Supplied passage>
* * * *
Skip to main content

Upwind CNAPP

What is CNAPP?

CNAPP (Cloud Native Application Protection Platform) is a unified set of security and compliance capabilities designed to secure cloud-native applications across development and production environments. Upwind provides this as a single platform, whose focus is adding context to security findings, both agentless and runtime, so you can secure your cloud from the inside out.

A New Dimension of Visibility

Upwind creates a new dimension of visibility by using the Security Runtime Fabric of your environment. Rather than depending only on configuration snapshots or static scans, it uses runtime data - how workloads, applications, and data actually behave - so you can secure your cloud and AI environments from the inside out.

upwind-cnapp-runtime-fabric.png

Six Pillars of security

Upwind's security is organized around six areas:

  • Secure Cloud Configurations - Posture and misconfiguration management across your cloud assets.
  • Secure Workloads - VMs, containers, Kubernetes, and serverless.
  • Secure Applications - Application-layer (L7) visibility and context for runtime behavior.
  • Secure Data - Detect sensitive data and secrets.
  • Secure AI - Security posture and protection for AI models and implementations.
  • Secure Code - IaC, supply chains and containers admission controller.

The Upwind Journey

upwind-cnapp-upwind-journey.png

Upwind’s capabilities span five layers-from posture analysis and discovery to runtime-driven protection:

  1. Agentless - Discovery of misconfigurations, vulnerabilities, and exposed secrets without installing agents.
  2. Runtime-Sensor - Lightweight runtime components for deeper visibility and threat monitoring.
  3. Application Context - How applications and services interact.
  4. Data Security - Protecting sensitive data and reducing exposure.
  5. AI Security - Securing AI workloads and AI-driven security features.

Together they give you a single platform that grows from posture to full runtime defense.

Security Across the Cloud Lifecycle

Upwind fits into three phases: Build, Run, and Protect.

upwind-cnapp-coverage-table.png

Build - Secure by Design

Catch issues before deploying them into production. Enforce guardrails and policies early in the SDLC, and review code, configurations, and dependencies so you prevent risk before deployment.

Use cases:

  • IaC Security - Secure Infrastructure as Code before it’s deployed.
* * * *
Records provided>

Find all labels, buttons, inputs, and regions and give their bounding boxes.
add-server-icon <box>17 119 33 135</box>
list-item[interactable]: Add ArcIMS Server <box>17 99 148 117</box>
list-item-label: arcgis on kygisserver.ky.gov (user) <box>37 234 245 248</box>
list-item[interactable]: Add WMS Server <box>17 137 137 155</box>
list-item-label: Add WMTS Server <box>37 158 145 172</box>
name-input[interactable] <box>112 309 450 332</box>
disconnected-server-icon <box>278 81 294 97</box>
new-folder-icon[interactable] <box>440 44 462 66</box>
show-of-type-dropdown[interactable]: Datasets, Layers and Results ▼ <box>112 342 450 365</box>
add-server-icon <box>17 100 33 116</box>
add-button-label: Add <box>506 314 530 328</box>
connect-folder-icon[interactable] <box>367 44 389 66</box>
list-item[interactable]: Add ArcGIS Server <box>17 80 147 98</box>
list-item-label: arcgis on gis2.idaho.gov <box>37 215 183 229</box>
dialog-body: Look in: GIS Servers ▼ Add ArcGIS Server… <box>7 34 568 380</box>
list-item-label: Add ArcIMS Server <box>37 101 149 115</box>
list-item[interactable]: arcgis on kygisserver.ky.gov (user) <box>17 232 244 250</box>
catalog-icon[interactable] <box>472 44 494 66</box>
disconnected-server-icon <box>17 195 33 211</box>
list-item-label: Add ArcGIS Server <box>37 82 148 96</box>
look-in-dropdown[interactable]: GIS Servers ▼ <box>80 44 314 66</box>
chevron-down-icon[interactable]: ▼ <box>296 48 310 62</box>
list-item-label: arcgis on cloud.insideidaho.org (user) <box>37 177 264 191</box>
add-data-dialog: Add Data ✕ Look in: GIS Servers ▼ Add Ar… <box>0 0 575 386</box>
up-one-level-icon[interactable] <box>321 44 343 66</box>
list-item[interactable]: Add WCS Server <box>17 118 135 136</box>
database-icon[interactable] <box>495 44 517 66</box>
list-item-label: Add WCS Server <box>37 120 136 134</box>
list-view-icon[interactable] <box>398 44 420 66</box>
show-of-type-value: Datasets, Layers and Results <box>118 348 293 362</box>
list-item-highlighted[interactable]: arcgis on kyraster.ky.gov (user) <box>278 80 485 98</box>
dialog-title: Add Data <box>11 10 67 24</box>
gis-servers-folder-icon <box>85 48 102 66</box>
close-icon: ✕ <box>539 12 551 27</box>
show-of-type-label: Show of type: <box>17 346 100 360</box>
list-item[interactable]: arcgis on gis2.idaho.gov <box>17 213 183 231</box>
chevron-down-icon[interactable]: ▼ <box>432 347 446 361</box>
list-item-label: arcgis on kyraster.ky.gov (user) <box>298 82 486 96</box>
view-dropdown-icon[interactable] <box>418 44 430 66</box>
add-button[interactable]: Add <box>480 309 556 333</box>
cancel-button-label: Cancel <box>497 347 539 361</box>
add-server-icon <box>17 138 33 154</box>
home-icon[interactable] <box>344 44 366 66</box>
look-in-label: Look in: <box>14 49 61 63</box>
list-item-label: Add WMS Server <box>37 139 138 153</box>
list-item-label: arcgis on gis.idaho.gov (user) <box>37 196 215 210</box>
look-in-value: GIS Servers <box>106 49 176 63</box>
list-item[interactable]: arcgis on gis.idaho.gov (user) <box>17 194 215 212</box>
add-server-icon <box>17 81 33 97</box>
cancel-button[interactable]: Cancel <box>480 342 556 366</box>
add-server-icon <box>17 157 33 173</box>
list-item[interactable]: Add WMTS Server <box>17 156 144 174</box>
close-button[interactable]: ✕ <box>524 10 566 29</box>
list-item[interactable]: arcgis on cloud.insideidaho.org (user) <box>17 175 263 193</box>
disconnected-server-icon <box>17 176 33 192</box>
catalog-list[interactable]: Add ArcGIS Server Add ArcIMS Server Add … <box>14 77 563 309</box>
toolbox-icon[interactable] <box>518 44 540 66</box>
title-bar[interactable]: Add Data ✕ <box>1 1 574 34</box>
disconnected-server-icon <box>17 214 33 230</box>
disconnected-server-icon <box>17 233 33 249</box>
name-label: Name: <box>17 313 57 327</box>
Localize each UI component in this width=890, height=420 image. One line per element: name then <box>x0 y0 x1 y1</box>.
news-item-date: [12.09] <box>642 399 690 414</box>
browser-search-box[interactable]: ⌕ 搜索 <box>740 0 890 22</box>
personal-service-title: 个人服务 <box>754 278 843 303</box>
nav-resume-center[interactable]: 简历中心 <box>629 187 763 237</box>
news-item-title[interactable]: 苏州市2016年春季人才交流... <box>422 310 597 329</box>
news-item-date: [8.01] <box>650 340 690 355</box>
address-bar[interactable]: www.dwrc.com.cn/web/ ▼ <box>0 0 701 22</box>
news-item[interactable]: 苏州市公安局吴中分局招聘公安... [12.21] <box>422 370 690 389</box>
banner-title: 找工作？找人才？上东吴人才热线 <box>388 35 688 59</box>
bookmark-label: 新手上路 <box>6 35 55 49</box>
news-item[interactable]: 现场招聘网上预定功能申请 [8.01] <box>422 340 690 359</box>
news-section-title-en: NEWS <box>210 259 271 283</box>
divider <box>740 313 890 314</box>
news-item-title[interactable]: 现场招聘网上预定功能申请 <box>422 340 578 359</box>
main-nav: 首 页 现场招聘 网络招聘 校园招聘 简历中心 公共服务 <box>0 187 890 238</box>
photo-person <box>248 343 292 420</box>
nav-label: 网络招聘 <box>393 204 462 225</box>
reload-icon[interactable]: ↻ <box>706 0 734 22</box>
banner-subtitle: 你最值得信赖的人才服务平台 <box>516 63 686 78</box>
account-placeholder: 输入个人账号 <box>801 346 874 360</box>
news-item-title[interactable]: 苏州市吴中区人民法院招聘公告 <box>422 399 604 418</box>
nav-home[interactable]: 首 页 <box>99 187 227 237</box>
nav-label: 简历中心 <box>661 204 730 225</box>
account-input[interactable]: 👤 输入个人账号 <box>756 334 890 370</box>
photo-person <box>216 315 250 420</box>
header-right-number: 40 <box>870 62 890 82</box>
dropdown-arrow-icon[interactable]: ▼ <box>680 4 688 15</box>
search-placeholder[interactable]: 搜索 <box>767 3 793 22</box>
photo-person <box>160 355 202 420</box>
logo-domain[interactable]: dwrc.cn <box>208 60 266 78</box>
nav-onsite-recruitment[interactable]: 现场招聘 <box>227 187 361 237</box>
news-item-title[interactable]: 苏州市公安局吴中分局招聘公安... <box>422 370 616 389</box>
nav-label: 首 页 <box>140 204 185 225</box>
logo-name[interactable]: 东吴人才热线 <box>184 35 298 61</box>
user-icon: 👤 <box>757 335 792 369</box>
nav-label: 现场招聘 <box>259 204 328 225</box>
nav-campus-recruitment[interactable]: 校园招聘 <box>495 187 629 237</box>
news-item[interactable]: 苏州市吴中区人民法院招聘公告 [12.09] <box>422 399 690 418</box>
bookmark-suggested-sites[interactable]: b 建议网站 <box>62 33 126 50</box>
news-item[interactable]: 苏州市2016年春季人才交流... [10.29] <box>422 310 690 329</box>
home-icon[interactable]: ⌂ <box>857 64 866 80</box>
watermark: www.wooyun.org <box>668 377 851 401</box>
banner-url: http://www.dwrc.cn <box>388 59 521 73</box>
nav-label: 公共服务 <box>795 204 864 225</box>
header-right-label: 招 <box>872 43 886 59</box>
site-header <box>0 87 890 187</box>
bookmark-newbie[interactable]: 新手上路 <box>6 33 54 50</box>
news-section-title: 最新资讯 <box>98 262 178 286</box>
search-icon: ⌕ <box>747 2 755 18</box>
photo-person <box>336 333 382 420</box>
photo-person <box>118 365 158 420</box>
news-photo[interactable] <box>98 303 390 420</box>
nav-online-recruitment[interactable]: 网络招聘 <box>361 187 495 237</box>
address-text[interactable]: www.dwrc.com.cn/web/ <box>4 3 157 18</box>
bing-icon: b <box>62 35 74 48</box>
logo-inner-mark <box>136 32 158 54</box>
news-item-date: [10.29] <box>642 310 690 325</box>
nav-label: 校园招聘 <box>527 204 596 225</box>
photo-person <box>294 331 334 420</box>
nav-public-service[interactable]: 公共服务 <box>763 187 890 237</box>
* * * *
Task brief> Pick up the Upwind CNAPP overview after its last line and keep writing it.

Output for this exercise>
  • Supply Chain Security (SCA & SBOM) - Software Composition Analysis and Software Bill of Materials - analyze your dependencies and look for vulnerabilities.
  • Containers Admission Controller - Control which container images and workloads would be allowed to run in your environment.

Run - Cloud Runtime Visibility

Upwind provides you a single view of your cloud resources and the runtime topology of application network flows. That means real-time visibility of live workloads and services in your cloud accounts, and allows for risk prioritization that reflects current cloud and data security posture.

Use cases:

  • Cloud Security Posture Management (CSPM)
  • Attack Path Analysis & Exposure Management
  • Cloud Infrastructure Entitlements Management (CIEM)
  • Vulnerability Management
  • Data Security Posture Management (DSPM)
  • Container & Kubernetes Security
  • AI Security Posture Management (AI-SPM)
  • Serverless Security
  • AI Security

Protect - Application Runtime Defense

Continuous detection and response (CDR): threats are detected as they happen, and you can respond from the same platform. That includes API security, AI-related threats, and application-layer (Layer-7) attacks. Attack surface management helps you stay ahead of exposure; when something does happen, runtime forensics give you the context to investigate and remediate.

Use cases:

  • Cloud Detection & Response (CDR)
  • Attack Surface Management
  • API Security
  • Dynamic Application Security Testing (DAST)
  • Incident Response (MDR)

Why Runtime-Powered Matters

upwind-cnapp-sensor-and-scanner.png

Runtime data provide valuable information that config-only tools can't:

  • Real-time security and app-layer identity: API and application awareness tied to network flows and process-level identity - what’s actually running and what it communicate with.

  • Automated response: Malicious activity, ransomware, and data exfiltration attempts can be detected and responded to in real time.

  • Runtime to code visibility: Trace a running service back to its repo and pipeline. Both DevOps and security work at the same time.

Context and impact clarity matter, runtime helps prioritization and decision making by enchancing these.